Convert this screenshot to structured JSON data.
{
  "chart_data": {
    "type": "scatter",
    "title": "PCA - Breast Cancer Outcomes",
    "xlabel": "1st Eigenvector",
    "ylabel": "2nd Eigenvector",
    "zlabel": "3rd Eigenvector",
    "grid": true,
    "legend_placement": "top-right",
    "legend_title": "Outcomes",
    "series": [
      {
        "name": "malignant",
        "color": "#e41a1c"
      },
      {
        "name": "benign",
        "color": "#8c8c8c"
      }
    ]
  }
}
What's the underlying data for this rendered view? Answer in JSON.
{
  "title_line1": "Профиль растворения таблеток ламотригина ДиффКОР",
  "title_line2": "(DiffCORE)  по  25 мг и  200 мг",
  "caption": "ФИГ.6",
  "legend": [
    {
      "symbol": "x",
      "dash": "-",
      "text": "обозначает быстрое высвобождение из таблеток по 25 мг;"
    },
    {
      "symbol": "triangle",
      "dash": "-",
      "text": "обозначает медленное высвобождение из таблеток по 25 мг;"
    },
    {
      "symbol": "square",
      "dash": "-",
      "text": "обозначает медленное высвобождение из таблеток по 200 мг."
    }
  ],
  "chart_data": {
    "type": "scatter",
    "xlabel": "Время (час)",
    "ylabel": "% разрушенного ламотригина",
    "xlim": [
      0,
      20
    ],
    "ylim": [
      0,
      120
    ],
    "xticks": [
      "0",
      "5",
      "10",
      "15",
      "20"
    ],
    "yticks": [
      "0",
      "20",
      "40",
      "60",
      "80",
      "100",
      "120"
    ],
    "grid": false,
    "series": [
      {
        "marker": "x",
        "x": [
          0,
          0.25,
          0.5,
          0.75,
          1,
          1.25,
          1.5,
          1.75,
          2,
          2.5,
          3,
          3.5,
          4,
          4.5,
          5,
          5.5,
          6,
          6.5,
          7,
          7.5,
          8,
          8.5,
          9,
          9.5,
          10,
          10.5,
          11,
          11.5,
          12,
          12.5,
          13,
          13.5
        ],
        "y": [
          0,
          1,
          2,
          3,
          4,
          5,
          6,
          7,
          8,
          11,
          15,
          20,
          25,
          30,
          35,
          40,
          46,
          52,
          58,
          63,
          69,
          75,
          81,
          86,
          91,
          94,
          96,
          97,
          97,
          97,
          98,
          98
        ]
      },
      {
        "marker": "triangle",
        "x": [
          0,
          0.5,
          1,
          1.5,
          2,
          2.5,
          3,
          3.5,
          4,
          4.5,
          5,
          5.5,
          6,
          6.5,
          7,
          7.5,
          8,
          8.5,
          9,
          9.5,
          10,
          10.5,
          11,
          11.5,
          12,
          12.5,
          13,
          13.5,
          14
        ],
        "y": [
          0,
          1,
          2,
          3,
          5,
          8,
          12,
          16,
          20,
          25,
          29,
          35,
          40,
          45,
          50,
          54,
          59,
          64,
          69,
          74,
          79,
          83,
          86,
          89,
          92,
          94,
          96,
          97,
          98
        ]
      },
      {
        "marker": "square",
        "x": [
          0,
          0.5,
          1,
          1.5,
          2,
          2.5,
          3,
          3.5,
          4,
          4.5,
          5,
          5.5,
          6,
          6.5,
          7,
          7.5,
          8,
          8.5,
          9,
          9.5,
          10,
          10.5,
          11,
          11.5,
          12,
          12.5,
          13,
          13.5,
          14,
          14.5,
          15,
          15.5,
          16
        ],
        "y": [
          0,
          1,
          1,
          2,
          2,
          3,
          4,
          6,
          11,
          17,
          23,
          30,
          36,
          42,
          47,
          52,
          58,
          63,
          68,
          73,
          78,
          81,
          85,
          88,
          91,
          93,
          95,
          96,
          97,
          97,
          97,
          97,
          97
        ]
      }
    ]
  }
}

::::

• [Problem]:
Which lines above contain the word "медленное"? Copy each of them.

• [Exercise response]:
      "text": "обозначает медленное высвобождение из таблеток по 25 мг;"
      "text": "обозначает медленное высвобождение из таблеток по 200 мг."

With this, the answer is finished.